***** Entries

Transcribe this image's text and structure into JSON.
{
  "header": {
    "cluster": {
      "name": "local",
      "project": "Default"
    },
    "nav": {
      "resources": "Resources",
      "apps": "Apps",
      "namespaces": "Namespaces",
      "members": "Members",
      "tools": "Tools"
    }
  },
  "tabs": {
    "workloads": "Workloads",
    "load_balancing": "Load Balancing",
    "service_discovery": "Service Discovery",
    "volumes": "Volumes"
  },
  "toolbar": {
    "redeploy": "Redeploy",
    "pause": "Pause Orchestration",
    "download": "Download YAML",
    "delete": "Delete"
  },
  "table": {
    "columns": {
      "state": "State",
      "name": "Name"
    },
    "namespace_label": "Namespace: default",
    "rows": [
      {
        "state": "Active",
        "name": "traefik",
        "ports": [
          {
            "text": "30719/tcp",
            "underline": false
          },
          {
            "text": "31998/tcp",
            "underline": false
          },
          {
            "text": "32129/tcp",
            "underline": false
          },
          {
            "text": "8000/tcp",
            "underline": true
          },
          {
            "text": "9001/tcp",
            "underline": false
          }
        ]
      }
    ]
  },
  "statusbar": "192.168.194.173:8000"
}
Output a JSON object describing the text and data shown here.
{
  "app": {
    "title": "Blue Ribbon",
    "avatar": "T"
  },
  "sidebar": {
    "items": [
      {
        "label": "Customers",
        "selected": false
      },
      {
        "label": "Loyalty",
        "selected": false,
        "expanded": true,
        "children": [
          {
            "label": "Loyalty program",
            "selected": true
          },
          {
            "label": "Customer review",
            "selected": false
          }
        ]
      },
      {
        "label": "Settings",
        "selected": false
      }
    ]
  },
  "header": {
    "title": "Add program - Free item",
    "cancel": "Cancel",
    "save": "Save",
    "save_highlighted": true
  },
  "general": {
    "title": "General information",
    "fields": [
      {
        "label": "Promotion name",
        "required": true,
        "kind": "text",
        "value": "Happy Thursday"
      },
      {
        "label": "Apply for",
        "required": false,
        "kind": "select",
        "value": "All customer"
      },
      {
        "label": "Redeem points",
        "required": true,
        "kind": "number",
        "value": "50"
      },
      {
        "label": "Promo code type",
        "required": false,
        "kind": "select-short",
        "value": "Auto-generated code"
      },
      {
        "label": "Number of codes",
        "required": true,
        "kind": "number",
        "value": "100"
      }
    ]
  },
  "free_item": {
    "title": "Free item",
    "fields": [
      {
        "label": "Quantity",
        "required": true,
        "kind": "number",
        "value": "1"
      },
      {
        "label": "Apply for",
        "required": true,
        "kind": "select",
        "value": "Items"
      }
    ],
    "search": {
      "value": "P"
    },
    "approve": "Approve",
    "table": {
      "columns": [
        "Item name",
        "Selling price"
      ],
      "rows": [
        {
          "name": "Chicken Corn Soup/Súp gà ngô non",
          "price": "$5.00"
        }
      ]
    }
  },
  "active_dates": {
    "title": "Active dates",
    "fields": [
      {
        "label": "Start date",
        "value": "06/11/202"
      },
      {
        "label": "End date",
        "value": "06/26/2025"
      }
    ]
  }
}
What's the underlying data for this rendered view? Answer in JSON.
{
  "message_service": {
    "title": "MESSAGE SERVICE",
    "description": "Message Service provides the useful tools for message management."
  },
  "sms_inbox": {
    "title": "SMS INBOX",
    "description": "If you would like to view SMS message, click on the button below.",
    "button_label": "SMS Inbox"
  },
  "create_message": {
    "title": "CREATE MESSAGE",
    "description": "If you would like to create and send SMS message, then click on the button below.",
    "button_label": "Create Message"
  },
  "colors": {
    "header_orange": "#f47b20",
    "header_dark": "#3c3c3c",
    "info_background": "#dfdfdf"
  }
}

**********

Quote every line from the line containing "What's the underlying" through the closing line of the listing, including both.

What's the underlying data for this rendered view? Answer in JSON.
{
  "message_service": {
    "title": "MESSAGE SERVICE",
    "description": "Message Service provides the useful tools for message management."
  },
  "sms_inbox": {
    "title": "SMS INBOX",
    "description": "If you would like to view SMS message, click on the button below.",
    "button_label": "SMS Inbox"
  },
  "create_message": {
    "title": "CREATE MESSAGE",
    "description": "If you would like to create and send SMS message, then click on the button below.",
    "button_label": "Create Message"
  },
  "colors": {
    "header_orange": "#f47b20",
    "header_dark": "#3c3c3c",
    "info_background": "#dfdfdf"
  }
}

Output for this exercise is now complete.